● **Data entries**
☆ ☆ ☆

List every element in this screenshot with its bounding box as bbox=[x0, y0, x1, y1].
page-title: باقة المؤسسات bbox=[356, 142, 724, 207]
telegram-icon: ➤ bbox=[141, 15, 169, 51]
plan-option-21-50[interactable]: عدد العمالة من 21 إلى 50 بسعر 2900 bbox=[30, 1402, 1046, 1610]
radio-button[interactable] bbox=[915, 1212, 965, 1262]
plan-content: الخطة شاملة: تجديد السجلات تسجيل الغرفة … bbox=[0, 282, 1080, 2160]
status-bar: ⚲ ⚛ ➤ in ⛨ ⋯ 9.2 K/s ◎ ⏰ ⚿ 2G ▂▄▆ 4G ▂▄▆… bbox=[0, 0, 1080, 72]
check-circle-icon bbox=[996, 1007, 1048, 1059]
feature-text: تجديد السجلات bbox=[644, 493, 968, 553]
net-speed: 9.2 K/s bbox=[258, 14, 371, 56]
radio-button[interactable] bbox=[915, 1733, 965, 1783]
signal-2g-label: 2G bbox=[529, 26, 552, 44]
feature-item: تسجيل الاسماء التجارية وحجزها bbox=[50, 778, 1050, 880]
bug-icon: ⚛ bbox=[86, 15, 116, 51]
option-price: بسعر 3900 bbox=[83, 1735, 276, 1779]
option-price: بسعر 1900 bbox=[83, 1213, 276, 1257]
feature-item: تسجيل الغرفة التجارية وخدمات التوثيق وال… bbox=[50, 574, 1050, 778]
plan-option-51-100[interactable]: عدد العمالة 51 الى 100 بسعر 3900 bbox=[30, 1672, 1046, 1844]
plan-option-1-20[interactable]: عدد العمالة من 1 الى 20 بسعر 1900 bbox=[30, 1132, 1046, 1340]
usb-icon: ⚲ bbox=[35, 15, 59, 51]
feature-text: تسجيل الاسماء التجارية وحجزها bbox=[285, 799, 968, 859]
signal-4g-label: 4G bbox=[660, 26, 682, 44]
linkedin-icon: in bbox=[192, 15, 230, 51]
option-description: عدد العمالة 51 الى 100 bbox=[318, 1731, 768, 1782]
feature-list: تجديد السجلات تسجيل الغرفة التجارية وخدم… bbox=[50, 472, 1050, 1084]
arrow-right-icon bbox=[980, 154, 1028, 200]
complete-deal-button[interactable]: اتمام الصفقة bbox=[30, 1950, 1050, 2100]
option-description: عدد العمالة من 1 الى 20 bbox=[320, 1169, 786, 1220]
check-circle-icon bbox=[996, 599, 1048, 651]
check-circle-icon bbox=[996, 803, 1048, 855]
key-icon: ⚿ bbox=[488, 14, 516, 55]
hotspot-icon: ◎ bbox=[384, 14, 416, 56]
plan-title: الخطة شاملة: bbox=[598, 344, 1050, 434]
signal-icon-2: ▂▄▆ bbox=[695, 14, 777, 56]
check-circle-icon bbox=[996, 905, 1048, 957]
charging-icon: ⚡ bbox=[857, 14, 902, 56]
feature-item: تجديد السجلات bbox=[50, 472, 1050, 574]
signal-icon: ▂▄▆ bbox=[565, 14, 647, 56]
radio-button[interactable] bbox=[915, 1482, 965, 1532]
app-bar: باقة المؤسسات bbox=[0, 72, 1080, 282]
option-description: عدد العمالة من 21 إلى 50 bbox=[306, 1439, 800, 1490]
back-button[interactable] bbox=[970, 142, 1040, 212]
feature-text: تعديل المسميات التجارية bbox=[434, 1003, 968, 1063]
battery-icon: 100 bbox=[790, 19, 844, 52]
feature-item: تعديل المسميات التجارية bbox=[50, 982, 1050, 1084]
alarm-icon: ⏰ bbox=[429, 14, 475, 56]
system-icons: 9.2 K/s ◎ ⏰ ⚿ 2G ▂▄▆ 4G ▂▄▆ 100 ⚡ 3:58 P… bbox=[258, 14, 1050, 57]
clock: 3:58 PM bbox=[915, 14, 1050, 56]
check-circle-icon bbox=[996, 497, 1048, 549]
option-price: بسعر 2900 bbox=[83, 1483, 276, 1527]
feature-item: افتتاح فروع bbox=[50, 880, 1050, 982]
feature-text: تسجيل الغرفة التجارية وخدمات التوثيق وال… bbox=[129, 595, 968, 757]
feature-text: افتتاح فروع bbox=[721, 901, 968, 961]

☆ ☆ ☆

● **Work required**
Could you convert every line of the records above into a numbered list, leaving out any blank lines?

● **Result of this exercise**
1. List every element in this screenshot with its bounding box as bbox=[x0, y0, x1, y1].
2. page-title: باقة المؤسسات bbox=[356, 142, 724, 207]
3. telegram-icon: ➤ bbox=[141, 15, 169, 51]
4. plan-option-21-50[interactable]: عدد العمالة من 21 إلى 50 بسعر 2900 bbox=[30, 1402, 1046, 1610]
5. radio-button[interactable] bbox=[915, 1212, 965, 1262]
6. plan-content: الخطة شاملة: تجديد السجلات تسجيل الغرفة … bbox=[0, 282, 1080, 2160]
7. status-bar: ⚲ ⚛ ➤ in ⛨ ⋯ 9.2 K/s ◎ ⏰ ⚿ 2G ▂▄▆ 4G ▂▄▆… bbox=[0, 0, 1080, 72]
8. check-circle-icon bbox=[996, 1007, 1048, 1059]
9. feature-text: تجديد السجلات bbox=[644, 493, 968, 553]
10. net-speed: 9.2 K/s bbox=[258, 14, 371, 56]
11. radio-button[interactable] bbox=[915, 1733, 965, 1783]
12. signal-2g-label: 2G bbox=[529, 26, 552, 44]
13. feature-item: تسجيل الاسماء التجارية وحجزها bbox=[50, 778, 1050, 880]
14. bug-icon: ⚛ bbox=[86, 15, 116, 51]
15. option-price: بسعر 3900 bbox=[83, 1735, 276, 1779]
16. option-price: بسعر 1900 bbox=[83, 1213, 276, 1257]
17. feature-item: تسجيل الغرفة التجارية وخدمات التوثيق وال… bbox=[50, 574, 1050, 778]
18. plan-option-51-100[interactable]: عدد العمالة 51 الى 100 بسعر 3900 bbox=[30, 1672, 1046, 1844]
19. plan-option-1-20[interactable]: عدد العمالة من 1 الى 20 بسعر 1900 bbox=[30, 1132, 1046, 1340]
20. usb-icon: ⚲ bbox=[35, 15, 59, 51]
21. feature-text: تسجيل الاسماء التجارية وحجزها bbox=[285, 799, 968, 859]
22. signal-4g-label: 4G bbox=[660, 26, 682, 44]
23. linkedin-icon: in bbox=[192, 15, 230, 51]
24. option-description: عدد العمالة 51 الى 100 bbox=[318, 1731, 768, 1782]
25. feature-list: تجديد السجلات تسجيل الغرفة التجارية وخدم… bbox=[50, 472, 1050, 1084]
26. arrow-right-icon bbox=[980, 154, 1028, 200]
27. complete-deal-button[interactable]: اتمام الصفقة bbox=[30, 1950, 1050, 2100]
28. option-description: عدد العمالة من 1 الى 20 bbox=[320, 1169, 786, 1220]
29. check-circle-icon bbox=[996, 599, 1048, 651]
30. check-circle-icon bbox=[996, 803, 1048, 855]
31. key-icon: ⚿ bbox=[488, 14, 516, 55]
32. hotspot-icon: ◎ bbox=[384, 14, 416, 56]
33. plan-title: الخطة شاملة: bbox=[598, 344, 1050, 434]
34. signal-icon-2: ▂▄▆ bbox=[695, 14, 777, 56]
35. check-circle-icon bbox=[996, 905, 1048, 957]
36. charging-icon: ⚡ bbox=[857, 14, 902, 56]
37. feature-item: تجديد السجلات bbox=[50, 472, 1050, 574]
38. signal-icon: ▂▄▆ bbox=[565, 14, 647, 56]
39. radio-button[interactable] bbox=[915, 1482, 965, 1532]
40. app-bar: باقة المؤسسات bbox=[0, 72, 1080, 282]
41. option-description: عدد العمالة من 21 إلى 50 bbox=[306, 1439, 800, 1490]
42. back-button[interactable] bbox=[970, 142, 1040, 212]
43. feature-text: تعديل المسميات التجارية bbox=[434, 1003, 968, 1063]
44. battery-icon: 100 bbox=[790, 19, 844, 52]
45. feature-item: تعديل المسميات التجارية bbox=[50, 982, 1050, 1084]
46. alarm-icon: ⏰ bbox=[429, 14, 475, 56]
47. system-icons: 9.2 K/s ◎ ⏰ ⚿ 2G ▂▄▆ 4G ▂▄▆ 100 ⚡ 3:58 P… bbox=[258, 14, 1050, 57]
48. clock: 3:58 PM bbox=[915, 14, 1050, 56]
49. check-circle-icon bbox=[996, 497, 1048, 549]
50. option-price: بسعر 2900 bbox=[83, 1483, 276, 1527]
51. feature-item: افتتاح فروع bbox=[50, 880, 1050, 982]
52. feature-text: تسجيل الغرفة التجارية وخدمات التوثيق وال… bbox=[129, 595, 968, 757]
53. feature-text: افتتاح فروع bbox=[721, 901, 968, 961]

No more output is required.